What is required –
Using the passage on maintenance therapy, decide whether each statement below agrees with it. Answer yes or no for each, and quote the deciding words.
(a) Switch maintenance uses an agent that was part of the first-line regimen.
(b) The MAJA trial is a randomised trial.
(c) The NSCLC meta-analysis covered 12 studies.

Maintenance Therapy and Targeted Therapy
Based on vinflunine efficacy following failure of platinum-based chemotherapy,47–49 maintenance therapy with vinflunine could be of interest. With the knowledge that resistance occurs over time,50 the early use of non-cross-resistant treatment regimens could be interesting after first-line platinum-based chemotherapy, because this approach may increase the probability of killing more cancer cells before the development of resistance.
Newer cytotoxic drugs and targeted therapies may be more effective than more traditional standard treatments. The former often have an improved tolerability profile, meaning that treatment can be extended for alonger period of time. Patients who have an objective response or disease stabilisation after initial chemotherapy may benefit from maintenance therapy when tumour burden is low. There are two methods of administering maintenance therapy. The first is continuation maintenance, which consists of using at least one of the agents given in the first-line setting line beyond four to six cycles, in the absence of disease progression. The second – probably more interesting – is switch maintenance, which involves the initiation of a different agent with a separate mechanism of action, not included as part of the first-line regimen, in the absence of disease progression, after four to six cycles of therapy.
Approved treatment algorithms for maintenance therapy have been developed in metastatic NSCLC. Whether to offer continuation maintenance, switch maintenance or a chemotherapy break to a patient who is responding after four cycles of first-line chemotherapy is a decision that must be made with the patient on an individual basis.51 Patients are only candidates for maintenance (switch or continuation) if they have had a tumour response or have stable disease after four to six cycles of chemotherapy. Observation is also an option.51
In NSCLC, as shown in a recent single-agent meta-analysis of 12 studies in a total of 4,286 patients,52 patients who had maintenance chemotherapy consistently performed better than patients who were followed by observation alone. Switch maintenance was also shown to be superior to continuation maintenance.52 On the strength of these maintenance data in NSCLC, two maintenance studies have been initiated in fit TCCU patients not progressing on cisplatin-based chemotherapy. The international JASIMA multicentre in 77 patients will evaluate vinflunine maintenance after four cycles of GC combination. The second maintenance study is the randomised phase II multicentre MAJA Spanish trial in patients (39 per arm) who will be randomised to receive vinflunine+BSC versus BSC alone after six cycles of GC (NCT01529411). The primary objectives of these studies is PFS. Maintenance trials ought to be designed to measure time to disease progression, for which a randomised design is essential. The MAJA trial is a randomised trial.

Data to examine –
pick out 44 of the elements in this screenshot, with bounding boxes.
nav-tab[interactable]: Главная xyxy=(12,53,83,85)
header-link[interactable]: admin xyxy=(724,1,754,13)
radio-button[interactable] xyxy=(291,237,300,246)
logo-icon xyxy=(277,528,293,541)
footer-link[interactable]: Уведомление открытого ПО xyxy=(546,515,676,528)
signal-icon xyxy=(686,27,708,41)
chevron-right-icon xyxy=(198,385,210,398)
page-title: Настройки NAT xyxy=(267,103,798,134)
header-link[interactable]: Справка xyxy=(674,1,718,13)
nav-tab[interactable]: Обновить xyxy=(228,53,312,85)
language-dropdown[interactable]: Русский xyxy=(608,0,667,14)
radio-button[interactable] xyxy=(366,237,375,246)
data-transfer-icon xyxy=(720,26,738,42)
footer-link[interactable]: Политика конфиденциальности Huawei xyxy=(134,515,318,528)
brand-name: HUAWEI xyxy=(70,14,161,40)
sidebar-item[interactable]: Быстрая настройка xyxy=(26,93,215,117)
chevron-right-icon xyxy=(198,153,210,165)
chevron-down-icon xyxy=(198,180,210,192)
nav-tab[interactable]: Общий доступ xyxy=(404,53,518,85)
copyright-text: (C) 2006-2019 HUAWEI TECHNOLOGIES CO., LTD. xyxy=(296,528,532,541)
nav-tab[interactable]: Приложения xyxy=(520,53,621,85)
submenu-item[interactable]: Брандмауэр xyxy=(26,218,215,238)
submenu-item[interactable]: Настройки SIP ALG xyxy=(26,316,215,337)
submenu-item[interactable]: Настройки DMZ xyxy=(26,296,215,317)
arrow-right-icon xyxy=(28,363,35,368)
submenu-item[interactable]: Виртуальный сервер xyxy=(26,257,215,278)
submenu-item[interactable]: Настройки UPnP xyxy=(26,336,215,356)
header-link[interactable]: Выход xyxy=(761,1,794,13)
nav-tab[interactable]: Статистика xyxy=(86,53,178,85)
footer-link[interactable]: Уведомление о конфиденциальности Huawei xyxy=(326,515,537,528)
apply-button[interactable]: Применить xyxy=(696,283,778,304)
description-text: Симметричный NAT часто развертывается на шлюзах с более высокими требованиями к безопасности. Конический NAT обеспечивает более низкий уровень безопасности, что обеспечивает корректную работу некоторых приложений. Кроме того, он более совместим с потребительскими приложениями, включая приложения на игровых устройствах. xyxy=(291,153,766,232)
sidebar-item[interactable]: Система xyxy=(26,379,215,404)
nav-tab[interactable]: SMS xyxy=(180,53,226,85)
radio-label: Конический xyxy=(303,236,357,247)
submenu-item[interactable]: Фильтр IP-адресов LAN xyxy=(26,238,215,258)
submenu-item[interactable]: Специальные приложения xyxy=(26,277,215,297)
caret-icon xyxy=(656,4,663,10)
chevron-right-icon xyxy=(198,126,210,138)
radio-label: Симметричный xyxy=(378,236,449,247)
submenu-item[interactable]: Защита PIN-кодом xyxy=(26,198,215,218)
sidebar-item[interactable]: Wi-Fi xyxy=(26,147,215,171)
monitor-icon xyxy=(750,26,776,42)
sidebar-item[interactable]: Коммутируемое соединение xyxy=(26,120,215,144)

Task result –
(a) No: "not included as part of the first-line regimen"
(b) Yes: "The MAJA trial is a randomised trial."
(c) Yes: "a recent single-agent meta-analysis of 12 studies in a total of 4,286 patients"